Go through the entries below and pick out every line with "that".

** start of Data for this task **

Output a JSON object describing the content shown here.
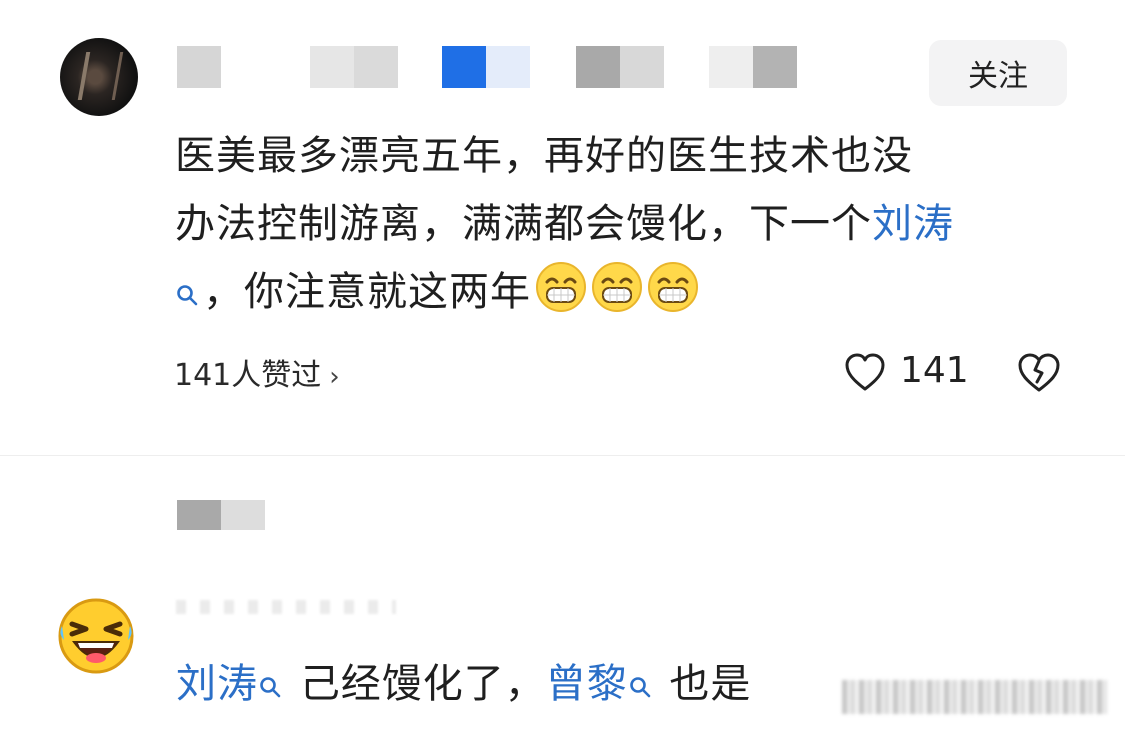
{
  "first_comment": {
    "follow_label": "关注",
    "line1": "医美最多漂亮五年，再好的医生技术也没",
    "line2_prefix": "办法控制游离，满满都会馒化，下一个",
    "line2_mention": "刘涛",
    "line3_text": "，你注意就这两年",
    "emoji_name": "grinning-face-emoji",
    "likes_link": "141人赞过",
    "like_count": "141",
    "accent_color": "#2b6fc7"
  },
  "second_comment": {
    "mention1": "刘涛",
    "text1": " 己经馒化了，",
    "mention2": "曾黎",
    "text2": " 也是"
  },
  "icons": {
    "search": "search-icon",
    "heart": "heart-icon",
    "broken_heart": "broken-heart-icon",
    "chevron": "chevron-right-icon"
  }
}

** end of Data for this task **
** start of Data for this task **

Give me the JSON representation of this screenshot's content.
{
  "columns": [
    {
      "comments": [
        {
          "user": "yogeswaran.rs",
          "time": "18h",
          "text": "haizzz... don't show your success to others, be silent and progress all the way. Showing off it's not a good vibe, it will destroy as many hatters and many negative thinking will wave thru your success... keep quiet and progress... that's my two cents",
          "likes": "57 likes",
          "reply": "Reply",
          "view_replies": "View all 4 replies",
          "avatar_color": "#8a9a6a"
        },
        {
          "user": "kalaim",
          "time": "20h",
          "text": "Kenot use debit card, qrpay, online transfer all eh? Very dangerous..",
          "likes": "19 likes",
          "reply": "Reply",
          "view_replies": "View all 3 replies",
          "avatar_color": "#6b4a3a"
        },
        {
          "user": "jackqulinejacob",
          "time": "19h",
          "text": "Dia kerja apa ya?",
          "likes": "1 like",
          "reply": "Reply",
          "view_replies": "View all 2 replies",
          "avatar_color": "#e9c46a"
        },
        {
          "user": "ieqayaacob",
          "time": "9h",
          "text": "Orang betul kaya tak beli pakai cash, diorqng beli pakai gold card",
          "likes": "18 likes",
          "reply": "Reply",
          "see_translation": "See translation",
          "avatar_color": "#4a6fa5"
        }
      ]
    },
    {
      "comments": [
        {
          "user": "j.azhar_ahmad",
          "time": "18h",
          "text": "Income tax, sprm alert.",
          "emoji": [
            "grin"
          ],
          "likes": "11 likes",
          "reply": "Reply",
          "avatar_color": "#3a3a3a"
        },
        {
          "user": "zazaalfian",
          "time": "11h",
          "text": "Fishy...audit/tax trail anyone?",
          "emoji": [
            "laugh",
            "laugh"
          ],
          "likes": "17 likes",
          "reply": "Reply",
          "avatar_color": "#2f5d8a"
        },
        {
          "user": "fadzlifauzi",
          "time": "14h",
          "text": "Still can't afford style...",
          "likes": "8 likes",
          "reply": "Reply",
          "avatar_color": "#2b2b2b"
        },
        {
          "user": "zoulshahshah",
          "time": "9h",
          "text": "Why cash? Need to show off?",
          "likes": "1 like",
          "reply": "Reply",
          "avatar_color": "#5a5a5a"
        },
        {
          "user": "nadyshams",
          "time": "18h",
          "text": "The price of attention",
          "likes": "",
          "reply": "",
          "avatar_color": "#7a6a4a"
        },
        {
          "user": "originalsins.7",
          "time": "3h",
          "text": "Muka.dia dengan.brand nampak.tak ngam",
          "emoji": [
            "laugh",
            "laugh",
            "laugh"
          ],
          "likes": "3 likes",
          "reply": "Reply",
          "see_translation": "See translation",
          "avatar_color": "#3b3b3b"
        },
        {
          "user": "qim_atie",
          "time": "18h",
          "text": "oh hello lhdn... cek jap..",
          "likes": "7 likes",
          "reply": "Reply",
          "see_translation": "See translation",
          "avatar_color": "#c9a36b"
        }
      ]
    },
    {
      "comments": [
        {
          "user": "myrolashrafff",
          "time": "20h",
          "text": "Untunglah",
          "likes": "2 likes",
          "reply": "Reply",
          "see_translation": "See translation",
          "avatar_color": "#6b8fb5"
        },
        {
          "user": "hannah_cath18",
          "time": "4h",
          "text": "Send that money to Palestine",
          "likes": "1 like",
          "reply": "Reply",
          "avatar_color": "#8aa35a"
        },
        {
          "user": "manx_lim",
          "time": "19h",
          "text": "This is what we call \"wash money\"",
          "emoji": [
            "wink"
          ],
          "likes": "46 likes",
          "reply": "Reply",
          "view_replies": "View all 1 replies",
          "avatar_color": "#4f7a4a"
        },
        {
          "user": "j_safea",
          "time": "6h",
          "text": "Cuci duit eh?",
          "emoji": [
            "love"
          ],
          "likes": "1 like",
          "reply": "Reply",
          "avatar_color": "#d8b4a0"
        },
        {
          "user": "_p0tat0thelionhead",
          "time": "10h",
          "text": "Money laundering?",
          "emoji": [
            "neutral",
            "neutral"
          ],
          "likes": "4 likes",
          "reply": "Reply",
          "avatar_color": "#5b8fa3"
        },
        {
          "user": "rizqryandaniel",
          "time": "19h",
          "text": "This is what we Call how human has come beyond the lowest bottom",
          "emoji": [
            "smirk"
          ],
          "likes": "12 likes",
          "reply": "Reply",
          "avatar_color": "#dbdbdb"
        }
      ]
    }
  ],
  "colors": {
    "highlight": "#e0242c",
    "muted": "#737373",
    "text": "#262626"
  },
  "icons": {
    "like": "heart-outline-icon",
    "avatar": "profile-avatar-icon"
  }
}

** end of Data for this task **

* _Final result_:
          "text": "haizzz... don't show your success to others, be silent and progress all the way. Showing off it's not a good vibe, it will destroy as many hatters and many negative thinking will wave thru your success... keep quiet and progress... that's my two cents",
          "text": "Send that money to Palestine",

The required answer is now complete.